Stored records
--- start ---

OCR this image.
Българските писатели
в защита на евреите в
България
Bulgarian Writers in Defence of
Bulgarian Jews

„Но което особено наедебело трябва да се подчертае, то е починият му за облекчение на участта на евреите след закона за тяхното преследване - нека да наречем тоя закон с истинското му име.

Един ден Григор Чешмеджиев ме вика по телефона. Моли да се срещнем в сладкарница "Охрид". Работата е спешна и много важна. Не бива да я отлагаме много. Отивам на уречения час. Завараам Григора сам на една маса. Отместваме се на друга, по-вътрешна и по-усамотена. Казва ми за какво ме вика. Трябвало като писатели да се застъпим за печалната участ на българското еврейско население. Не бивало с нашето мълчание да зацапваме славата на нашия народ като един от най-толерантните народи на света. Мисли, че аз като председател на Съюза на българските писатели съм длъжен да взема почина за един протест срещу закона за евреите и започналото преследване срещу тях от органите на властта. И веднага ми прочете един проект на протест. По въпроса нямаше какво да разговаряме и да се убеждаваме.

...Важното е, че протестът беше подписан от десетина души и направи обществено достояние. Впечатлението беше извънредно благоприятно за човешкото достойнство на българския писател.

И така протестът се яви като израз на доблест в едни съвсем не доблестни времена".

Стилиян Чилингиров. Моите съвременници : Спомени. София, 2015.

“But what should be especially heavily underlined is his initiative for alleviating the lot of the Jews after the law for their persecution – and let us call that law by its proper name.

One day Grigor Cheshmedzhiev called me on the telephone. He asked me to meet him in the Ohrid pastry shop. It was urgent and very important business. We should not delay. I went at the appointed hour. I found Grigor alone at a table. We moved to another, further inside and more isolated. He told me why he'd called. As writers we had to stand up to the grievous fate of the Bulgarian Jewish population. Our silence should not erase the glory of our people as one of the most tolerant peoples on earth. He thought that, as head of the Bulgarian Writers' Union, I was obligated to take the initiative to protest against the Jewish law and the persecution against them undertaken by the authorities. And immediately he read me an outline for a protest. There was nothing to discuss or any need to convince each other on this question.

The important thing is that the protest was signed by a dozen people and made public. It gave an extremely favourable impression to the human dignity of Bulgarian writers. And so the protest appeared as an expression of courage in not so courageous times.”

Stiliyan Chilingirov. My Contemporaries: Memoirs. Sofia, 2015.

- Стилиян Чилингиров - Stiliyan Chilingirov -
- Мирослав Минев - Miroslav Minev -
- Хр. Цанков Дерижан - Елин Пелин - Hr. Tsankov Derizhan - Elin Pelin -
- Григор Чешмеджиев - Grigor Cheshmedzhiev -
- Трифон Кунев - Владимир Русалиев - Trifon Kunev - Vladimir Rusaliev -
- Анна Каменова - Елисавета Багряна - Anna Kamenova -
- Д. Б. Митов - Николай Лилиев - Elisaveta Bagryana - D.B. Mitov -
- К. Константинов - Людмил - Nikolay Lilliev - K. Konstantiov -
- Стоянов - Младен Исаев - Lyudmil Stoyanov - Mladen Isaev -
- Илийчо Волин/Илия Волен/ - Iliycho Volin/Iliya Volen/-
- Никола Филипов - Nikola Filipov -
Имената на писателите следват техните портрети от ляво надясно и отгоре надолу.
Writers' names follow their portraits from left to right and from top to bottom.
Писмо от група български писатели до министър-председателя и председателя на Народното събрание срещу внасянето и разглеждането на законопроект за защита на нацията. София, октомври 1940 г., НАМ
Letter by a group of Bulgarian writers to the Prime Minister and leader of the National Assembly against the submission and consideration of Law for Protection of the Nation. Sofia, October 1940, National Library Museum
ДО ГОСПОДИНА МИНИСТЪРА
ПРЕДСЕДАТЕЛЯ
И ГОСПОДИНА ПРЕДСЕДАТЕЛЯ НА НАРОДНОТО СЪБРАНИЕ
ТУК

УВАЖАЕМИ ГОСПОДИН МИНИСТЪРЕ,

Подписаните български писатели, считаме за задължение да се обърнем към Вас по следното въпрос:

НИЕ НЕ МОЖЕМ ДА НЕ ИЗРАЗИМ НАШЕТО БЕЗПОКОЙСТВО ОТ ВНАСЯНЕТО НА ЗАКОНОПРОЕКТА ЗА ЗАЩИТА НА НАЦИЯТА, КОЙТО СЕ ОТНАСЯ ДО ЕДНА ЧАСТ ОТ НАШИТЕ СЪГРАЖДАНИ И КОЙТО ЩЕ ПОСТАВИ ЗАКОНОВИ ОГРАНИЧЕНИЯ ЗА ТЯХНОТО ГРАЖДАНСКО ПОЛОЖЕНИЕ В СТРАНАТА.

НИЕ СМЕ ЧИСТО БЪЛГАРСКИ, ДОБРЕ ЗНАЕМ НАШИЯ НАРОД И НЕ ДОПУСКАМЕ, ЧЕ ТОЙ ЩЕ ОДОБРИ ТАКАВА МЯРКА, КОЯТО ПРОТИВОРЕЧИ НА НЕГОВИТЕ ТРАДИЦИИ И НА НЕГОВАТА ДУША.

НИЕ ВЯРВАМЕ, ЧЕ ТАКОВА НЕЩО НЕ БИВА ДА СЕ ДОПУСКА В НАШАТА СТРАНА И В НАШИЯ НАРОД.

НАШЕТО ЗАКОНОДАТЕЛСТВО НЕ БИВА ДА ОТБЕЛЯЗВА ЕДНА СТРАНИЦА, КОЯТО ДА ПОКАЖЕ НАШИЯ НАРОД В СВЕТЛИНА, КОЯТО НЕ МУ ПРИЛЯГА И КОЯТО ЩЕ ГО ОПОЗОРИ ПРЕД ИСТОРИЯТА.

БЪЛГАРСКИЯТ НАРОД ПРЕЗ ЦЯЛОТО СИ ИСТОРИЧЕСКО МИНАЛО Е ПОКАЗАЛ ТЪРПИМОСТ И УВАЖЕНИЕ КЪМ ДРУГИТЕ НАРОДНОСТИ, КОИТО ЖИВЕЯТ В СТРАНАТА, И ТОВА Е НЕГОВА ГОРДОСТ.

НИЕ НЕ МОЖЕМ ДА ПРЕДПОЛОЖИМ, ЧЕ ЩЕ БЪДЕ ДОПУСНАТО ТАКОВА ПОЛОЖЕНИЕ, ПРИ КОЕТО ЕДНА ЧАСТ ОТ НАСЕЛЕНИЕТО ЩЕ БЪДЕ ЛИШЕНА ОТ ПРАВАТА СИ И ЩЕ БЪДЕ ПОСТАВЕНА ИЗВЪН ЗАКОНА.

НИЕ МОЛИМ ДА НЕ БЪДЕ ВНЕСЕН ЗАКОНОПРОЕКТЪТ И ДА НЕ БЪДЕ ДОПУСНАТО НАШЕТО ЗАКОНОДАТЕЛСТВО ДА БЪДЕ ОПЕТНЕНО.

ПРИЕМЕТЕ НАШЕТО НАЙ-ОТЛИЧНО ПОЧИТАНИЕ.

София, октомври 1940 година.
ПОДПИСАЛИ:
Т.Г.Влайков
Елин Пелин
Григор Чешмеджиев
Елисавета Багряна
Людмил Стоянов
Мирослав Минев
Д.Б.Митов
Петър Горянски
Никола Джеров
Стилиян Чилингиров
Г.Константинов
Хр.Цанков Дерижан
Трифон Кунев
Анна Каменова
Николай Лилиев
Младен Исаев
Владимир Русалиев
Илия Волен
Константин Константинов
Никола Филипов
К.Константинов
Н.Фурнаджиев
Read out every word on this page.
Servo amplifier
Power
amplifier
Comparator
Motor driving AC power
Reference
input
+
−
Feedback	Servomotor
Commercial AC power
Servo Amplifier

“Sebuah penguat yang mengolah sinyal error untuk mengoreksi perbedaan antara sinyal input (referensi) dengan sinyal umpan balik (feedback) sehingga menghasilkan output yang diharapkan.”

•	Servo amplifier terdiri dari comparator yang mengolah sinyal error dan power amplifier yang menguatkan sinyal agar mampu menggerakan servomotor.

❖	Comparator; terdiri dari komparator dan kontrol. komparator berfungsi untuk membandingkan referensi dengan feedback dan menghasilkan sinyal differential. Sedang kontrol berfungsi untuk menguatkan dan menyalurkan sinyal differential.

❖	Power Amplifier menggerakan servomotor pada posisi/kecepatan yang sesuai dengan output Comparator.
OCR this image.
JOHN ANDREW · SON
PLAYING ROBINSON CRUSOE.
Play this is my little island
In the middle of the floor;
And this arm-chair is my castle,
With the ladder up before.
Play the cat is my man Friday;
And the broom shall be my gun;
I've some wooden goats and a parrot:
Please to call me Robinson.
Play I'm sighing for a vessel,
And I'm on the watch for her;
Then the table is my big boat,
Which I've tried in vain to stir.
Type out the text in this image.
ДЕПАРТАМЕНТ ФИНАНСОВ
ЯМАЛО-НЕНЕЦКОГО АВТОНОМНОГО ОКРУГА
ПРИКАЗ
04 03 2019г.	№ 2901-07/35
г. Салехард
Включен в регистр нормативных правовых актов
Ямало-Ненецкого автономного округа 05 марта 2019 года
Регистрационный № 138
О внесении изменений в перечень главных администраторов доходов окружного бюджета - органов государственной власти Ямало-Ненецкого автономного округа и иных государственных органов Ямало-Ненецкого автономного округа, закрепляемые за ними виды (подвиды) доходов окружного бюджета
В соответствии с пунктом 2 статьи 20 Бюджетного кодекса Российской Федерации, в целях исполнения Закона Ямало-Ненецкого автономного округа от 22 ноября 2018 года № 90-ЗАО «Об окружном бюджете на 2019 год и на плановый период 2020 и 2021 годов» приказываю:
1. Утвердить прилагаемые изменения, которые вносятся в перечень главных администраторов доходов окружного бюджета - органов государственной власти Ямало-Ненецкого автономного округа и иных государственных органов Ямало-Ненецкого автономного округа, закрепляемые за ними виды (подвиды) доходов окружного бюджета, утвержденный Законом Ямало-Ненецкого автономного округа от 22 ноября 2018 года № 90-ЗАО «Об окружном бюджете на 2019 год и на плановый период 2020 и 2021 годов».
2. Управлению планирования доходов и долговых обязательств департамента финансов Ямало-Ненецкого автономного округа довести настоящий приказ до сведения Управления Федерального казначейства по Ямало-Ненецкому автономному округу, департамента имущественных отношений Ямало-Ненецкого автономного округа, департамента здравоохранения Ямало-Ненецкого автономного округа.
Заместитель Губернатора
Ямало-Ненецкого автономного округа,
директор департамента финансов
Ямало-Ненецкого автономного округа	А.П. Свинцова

--- end ---

● STATED EXERCISE: Lines containing the word "Цанков" are to be counted in the listing; state their number alone.

● RESULT: 2